**Short task:**
Rewrite every line of the items below as a JSON list of strings, one string per line, with blank lines dropped. Leave the pictures out of your answer.

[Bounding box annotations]
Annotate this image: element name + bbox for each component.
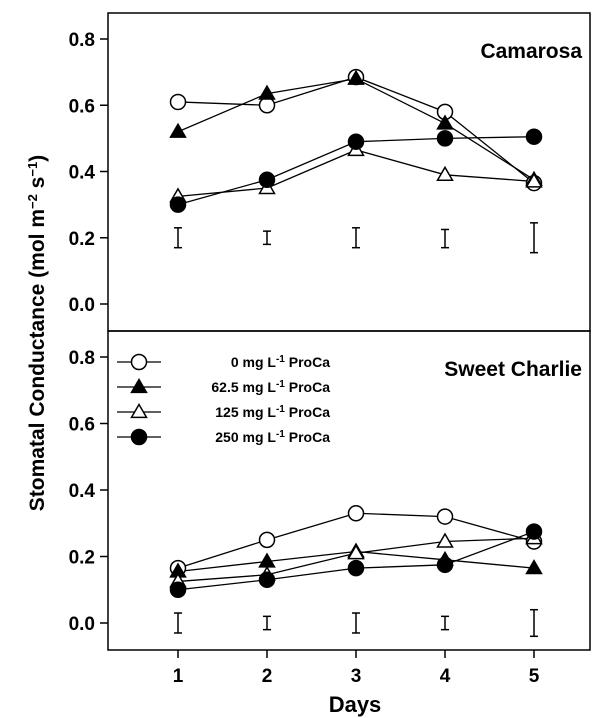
panel-camarosa-series-125-mg-l-1-proca-point-day-4 <box>436 165 454 181</box>
panel-sweet-charlie-error-bar-day-5 <box>530 608 538 638</box>
y-axis-label-end: ) <box>26 155 49 162</box>
panel-sweet-charlie-x-tick-label-2: 2 <box>262 666 273 687</box>
chart-panels: 0.0 0.2 0.4 0.6 0.8 Camarosa 0.0 0.2 0.4 0.6 0.8 Sw… <box>69 12 591 687</box>
panel-camarosa-series-62-5-mg-l-1-proca-point-day-3 <box>347 69 365 85</box>
legend-marker-4 <box>130 428 148 446</box>
panel-camarosa-series-250-mg-l-1-proca-point-day-1 <box>169 196 187 213</box>
legend: 0 mg L-1 ProCa 62.5 mg L-1 ProCa 125 mg L-… <box>117 354 330 446</box>
panel-camarosa: 0.0 0.2 0.4 0.6 0.8 Camarosa <box>69 12 591 332</box>
panel-sweet-charlie-error-bar-day-2 <box>263 615 271 631</box>
panel-camarosa-y-tick-label-0: 0.0 <box>69 295 95 316</box>
panel-sweet-charlie-y-tick-label-0: 0.0 <box>69 614 95 635</box>
y-axis-label-sup-1: −2 <box>25 194 40 209</box>
panel-camarosa-series-62-5-mg-l-1-proca-point-day-2 <box>258 84 276 100</box>
panel-camarosa-y-tick-label-2: 0.4 <box>69 163 96 184</box>
panel-camarosa-series-0-mg-l-1-proca-line <box>177 76 535 184</box>
panel-sweet-charlie-y-tick-label-3: 0.6 <box>69 415 95 436</box>
y-axis-label: Stomatal Conductance (mol m−2 s−1) <box>25 155 50 511</box>
legend-label-3: 125 mg L-1 ProCa <box>215 404 330 421</box>
panel-sweet-charlie-error-bar-day-1 <box>174 612 182 634</box>
panel-sweet-charlie-x-tick-label-1: 1 <box>173 666 184 687</box>
panel-sweet-charlie-y-tick-label-1: 0.2 <box>69 548 95 569</box>
panel-sweet-charlie-y-tick-label-4: 0.8 <box>69 348 95 369</box>
panel-sweet-charlie-x-tick-label-3: 3 <box>351 666 362 687</box>
panel-sweet-charlie-x-tick-label-5: 5 <box>529 666 540 687</box>
panel-camarosa-error-bar-day-5 <box>530 222 538 254</box>
legend-marker-3 <box>130 403 148 419</box>
panel-sweet-charlie-series-125-mg-l-1-proca-point-day-4 <box>436 532 454 548</box>
panel-sweet-charlie-y-tick-label-2: 0.4 <box>69 481 96 502</box>
panel-camarosa-series-62-5-mg-l-1-proca-line <box>177 78 535 181</box>
panel-camarosa-error-bar-day-4 <box>441 228 449 249</box>
panel-camarosa-y-tick-label-4: 0.8 <box>69 30 95 51</box>
legend-entry-4: 250 mg L-1 ProCa <box>117 429 330 446</box>
panel-camarosa-series-62-5-mg-l-1-proca-point-day-4 <box>436 114 454 130</box>
panel-sweet-charlie-series-250-mg-l-1-proca-point-day-3 <box>347 559 365 577</box>
panel-sweet-charlie-series-250-mg-l-1-proca-point-day-5 <box>525 523 543 540</box>
panel-sweet-charlie-title: Sweet Charlie <box>444 358 582 381</box>
panel-camarosa-error-bar-day-1 <box>174 227 182 249</box>
panel-camarosa-y-tick-label-3: 0.6 <box>69 96 95 117</box>
panel-camarosa-series-125-mg-l-1-proca-point-day-5 <box>525 172 543 188</box>
panel-camarosa-series-62-5-mg-l-1-proca-point-day-1 <box>169 122 187 138</box>
panel-camarosa-y-tick-label-1: 0.2 <box>69 229 95 250</box>
panel-sweet-charlie-x-tick-label-4: 4 <box>440 666 451 687</box>
legend-label-1: 0 mg L-1 ProCa <box>231 354 330 371</box>
panel-sweet-charlie-series-0-mg-l-1-proca-point-day-2 <box>258 531 276 549</box>
panel-sweet-charlie-error-bar-day-4 <box>441 615 449 631</box>
panel-camarosa-series-250-mg-l-1-proca-point-day-3 <box>347 133 365 150</box>
panel-sweet-charlie-series-125-mg-l-1-proca-point-day-3 <box>347 544 365 560</box>
panel-camarosa-series-0-mg-l-1-proca-point-day-2 <box>258 97 276 114</box>
panel-camarosa-error-bar-day-3 <box>352 227 360 249</box>
panel-sweet-charlie-series-0-mg-l-1-proca-point-day-4 <box>436 508 454 525</box>
legend-entry-1: 0 mg L-1 ProCa <box>117 354 330 371</box>
legend-entry-3: 125 mg L-1 ProCa <box>117 403 330 421</box>
panel-sweet-charlie-series-62-5-mg-l-1-proca-point-day-5 <box>525 559 543 575</box>
panel-camarosa-series-0-mg-l-1-proca-point-day-1 <box>169 93 187 111</box>
panel-camarosa-series-250-mg-l-1-proca-point-day-4 <box>436 130 454 147</box>
x-axis-label: Days <box>329 692 382 717</box>
panel-sweet-charlie-series-0-mg-l-1-proca-point-day-3 <box>347 505 365 522</box>
panel-camarosa-series-250-mg-l-1-proca-point-day-2 <box>258 171 276 189</box>
panel-camarosa-title: Camarosa <box>480 40 582 63</box>
legend-label-4: 250 mg L-1 ProCa <box>215 429 330 446</box>
legend-marker-1 <box>130 353 148 371</box>
panel-sweet-charlie-series-250-mg-l-1-proca-point-day-4 <box>436 556 454 574</box>
panel-sweet-charlie: 0.0 0.2 0.4 0.6 0.8 Sweet Charlie 1 2 3 4 5 <box>69 330 591 687</box>
panel-sweet-charlie-series-250-mg-l-1-proca-point-day-1 <box>169 581 187 598</box>
y-axis-label-main: Stomatal Conductance (mol m <box>26 209 49 511</box>
legend-label-2: 62.5 mg L-1 ProCa <box>211 379 330 396</box>
y-axis-label-sup-2: −1 <box>25 162 40 177</box>
panel-sweet-charlie-error-bar-day-3 <box>352 612 360 634</box>
legend-marker-2 <box>130 378 148 394</box>
y-axis-label-mid: s <box>26 177 49 195</box>
panel-camarosa-series-250-mg-l-1-proca-point-day-5 <box>525 128 543 145</box>
panel-sweet-charlie-series-250-mg-l-1-proca-point-day-2 <box>258 571 276 589</box>
panel-camarosa-error-bar-day-2 <box>263 230 271 246</box>
legend-entry-2: 62.5 mg L-1 ProCa <box>117 378 330 396</box>
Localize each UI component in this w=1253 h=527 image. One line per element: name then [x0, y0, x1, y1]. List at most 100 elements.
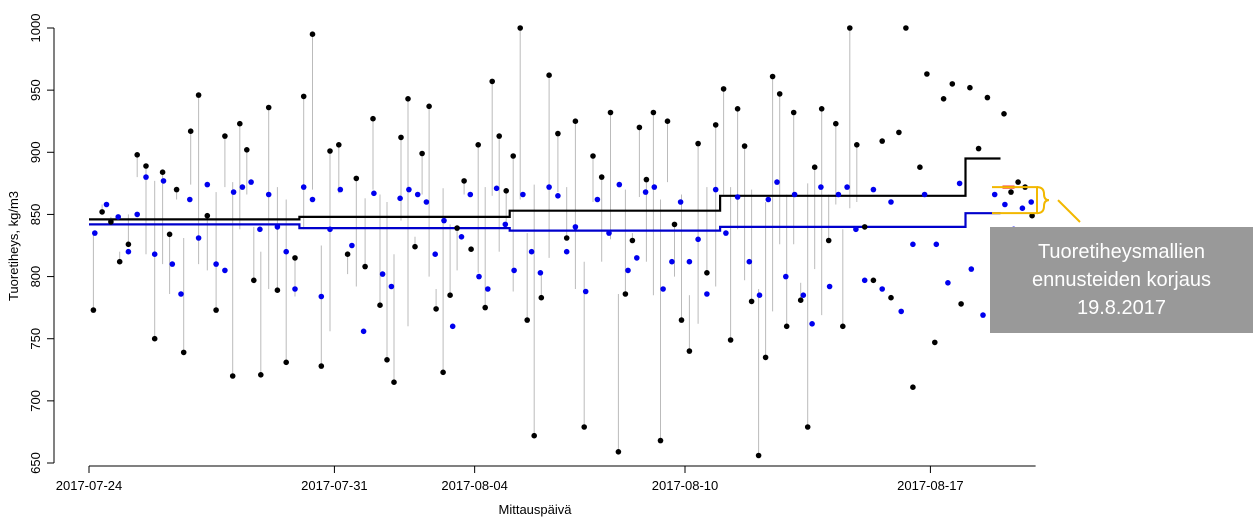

**Answer to the exercise:**
[
  "Annotate this image: element name + bbox for each component.",
  "panel-camarosa-series-125-mg-l-1-proca-point-day-4 <box>436 165 454 181</box>",
  "panel-sweet-charlie-error-bar-day-5 <box>530 608 538 638</box>",
  "y-axis-label-end: ) <box>26 155 49 162</box>",
  "panel-sweet-charlie-x-tick-label-2: 2 <box>262 666 273 687</box>",
  "chart-panels: 0.0 0.2 0.4 0.6 0.8 Camarosa 0.0 0.2 0.4 0.6 0.8 Sw… <box>69 12 591 687</box>",
  "panel-camarosa-series-62-5-mg-l-1-proca-point-day-3 <box>347 69 365 85</box>",
  "legend-marker-4 <box>130 428 148 446</box>",
  "panel-camarosa-series-250-mg-l-1-proca-point-day-1 <box>169 196 187 213</box>",
  "legend: 0 mg L-1 ProCa 62.5 mg L-1 ProCa 125 mg L-… <box>117 354 330 446</box>",
  "panel-camarosa: 0.0 0.2 0.4 0.6 0.8 Camarosa <box>69 12 591 332</box>",
  "panel-sweet-charlie-error-bar-day-2 <box>263 615 271 631</box>",
  "panel-camarosa-y-tick-label-0: 0.0 <box>69 295 95 316</box>",
  "panel-sweet-charlie-y-tick-label-0: 0.0 <box>69 614 95 635</box>",
  "y-axis-label-sup-1: −2 <box>25 194 40 209</box>",
  "panel-camarosa-series-62-5-mg-l-1-proca-point-day-2 <box>258 84 276 100</box>",
  "panel-camarosa-y-tick-label-2: 0.4 <box>69 163 96 184</box>",
  "panel-camarosa-series-0-mg-l-1-proca-line <box>177 76 535 184</box>",
  "panel-sweet-charlie-y-tick-label-3: 0.6 <box>69 415 95 436</box>",
  "y-axis-label: Stomatal Conductance (mol m−2 s−1) <box>25 155 50 511</box>",
  "legend-label-3: 125 mg L-1 ProCa <box>215 404 330 421</box>",
  "panel-sweet-charlie-error-bar-day-1 <box>174 612 182 634</box>",
  "panel-sweet-charlie-x-tick-label-1: 1 <box>173 666 184 687</box>",
  "panel-sweet-charlie-y-tick-label-1: 0.2 <box>69 548 95 569</box>",
  "panel-sweet-charlie-y-tick-label-4: 0.8 <box>69 348 95 369</box>",
  "panel-sweet-charlie-x-tick-label-3: 3 <box>351 666 362 687</box>",
  "panel-sweet-charlie-x-tick-label-5: 5 <box>529 666 540 687</box>",
  "panel-camarosa-error-bar-day-5 <box>530 222 538 254</box>",
  "legend-marker-3 <box>130 403 148 419</box>",
  "panel-sweet-charlie-series-125-mg-l-1-proca-point-day-4 <box>436 532 454 548</box>",
  "panel-sweet-charlie-y-tick-label-2: 0.4 <box>69 481 96 502</box>",
  "panel-camarosa-series-62-5-mg-l-1-proca-line <box>177 78 535 181</box>",
  "panel-camarosa-error-bar-day-4 <box>441 228 449 249</box>",
  "panel-camarosa-y-tick-label-4: 0.8 <box>69 30 95 51</box>",
  "legend-entry-4: 250 mg L-1 ProCa <box>117 429 330 446</box>",
  "panel-camarosa-series-62-5-mg-l-1-proca-point-day-4 <box>436 114 454 130</box>",
  "panel-sweet-charlie-series-250-mg-l-1-proca-point-day-3 <box>347 559 365 577</box>",
  "panel-sweet-charlie-series-250-mg-l-1-proca-point-day-5 <box>525 523 543 540</box>",
  "panel-sweet-charlie-title: Sweet Charlie <box>444 358 582 381</box>",
  "panel-camarosa-error-bar-day-1 <box>174 227 182 249</box>",
  "panel-camarosa-y-tick-label-3: 0.6 <box>69 96 95 117</box>",
  "panel-camarosa-series-125-mg-l-1-proca-point-day-5 <box>525 172 543 188</box>",
  "panel-camarosa-series-62-5-mg-l-1-proca-point-day-1 <box>169 122 187 138</box>",
  "panel-camarosa-y-tick-label-1: 0.2 <box>69 229 95 250</box>",
  "panel-sweet-charlie-x-tick-label-4: 4 <box>440 666 451 687</box>",
  "legend-label-1: 0 mg L-1 ProCa <box>231 354 330 371</box>",
  "panel-sweet-charlie-series-0-mg-l-1-proca-point-day-2 <box>258 531 276 549</box>",
  "panel-sweet-charlie-error-bar-day-4 <box>441 615 449 631</box>",
  "panel-camarosa-series-250-mg-l-1-proca-point-day-3 <box>347 133 365 150</box>",
  "panel-sweet-charlie-series-125-mg-l-1-proca-point-day-3 <box>347 544 365 560</box>",
  "panel-camarosa-series-0-mg-l-1-proca-point-day-2 <box>258 97 276 114</box>",
  "panel-camarosa-error-bar-day-3 <box>352 227 360 249</box>",
  "panel-sweet-charlie-series-0-mg-l-1-proca-point-day-4 <box>436 508 454 525</box>",
  "legend-entry-1: 0 mg L-1 ProCa <box>117 354 330 371</box>",
  "legend-entry-3: 125 mg L-1 ProCa <box>117 403 330 421</box>",
  "panel-sweet-charlie-series-62-5-mg-l-1-proca-point-day-5 <box>525 559 543 575</box>",
  "panel-camarosa-series-0-mg-l-1-proca-point-day-1 <box>169 93 187 111</box>",
  "panel-camarosa-series-250-mg-l-1-proca-point-day-4 <box>436 130 454 147</box>",
  "x-axis-label: Days <box>329 692 382 717</box>",
  "panel-sweet-charlie-series-0-mg-l-1-proca-point-day-3 <box>347 505 365 522</box>",
  "panel-camarosa-series-250-mg-l-1-proca-point-day-2 <box>258 171 276 189</box>",
  "panel-camarosa-title: Camarosa <box>480 40 582 63</box>",
  "legend-label-4: 250 mg L-1 ProCa <box>215 429 330 446</box>",
  "legend-marker-1 <box>130 353 148 371</box>",
  "panel-sweet-charlie-series-250-mg-l-1-proca-point-day-4 <box>436 556 454 574</box>",
  "panel-sweet-charlie: 0.0 0.2 0.4 0.6 0.8 Sweet Charlie 1 2 3 4 5 <box>69 330 591 687</box>",
  "panel-sweet-charlie-series-250-mg-l-1-proca-point-day-1 <box>169 581 187 598</box>",
  "y-axis-label-main: Stomatal Conductance (mol m <box>26 209 49 511</box>",
  "legend-label-2: 62.5 mg L-1 ProCa <box>211 379 330 396</box>",
  "y-axis-label-sup-2: −1 <box>25 162 40 177</box>",
  "panel-sweet-charlie-error-bar-day-3 <box>352 612 360 634</box>",
  "legend-marker-2 <box>130 378 148 394</box>",
  "y-axis-label-mid: s <box>26 177 49 195</box>",
  "panel-camarosa-series-250-mg-l-1-proca-point-day-5 <box>525 128 543 145</box>",
  "panel-sweet-charlie-series-250-mg-l-1-proca-point-day-2 <box>258 571 276 589</box>",
  "panel-camarosa-error-bar-day-2 <box>263 230 271 246</box>",
  "legend-entry-2: 62.5 mg L-1 ProCa <box>117 378 330 396</box>",
  "Localize each UI component in this w=1253 h=527 image. One line per element: name then [x0, y0, x1, y1]. List at most 100 elements."
]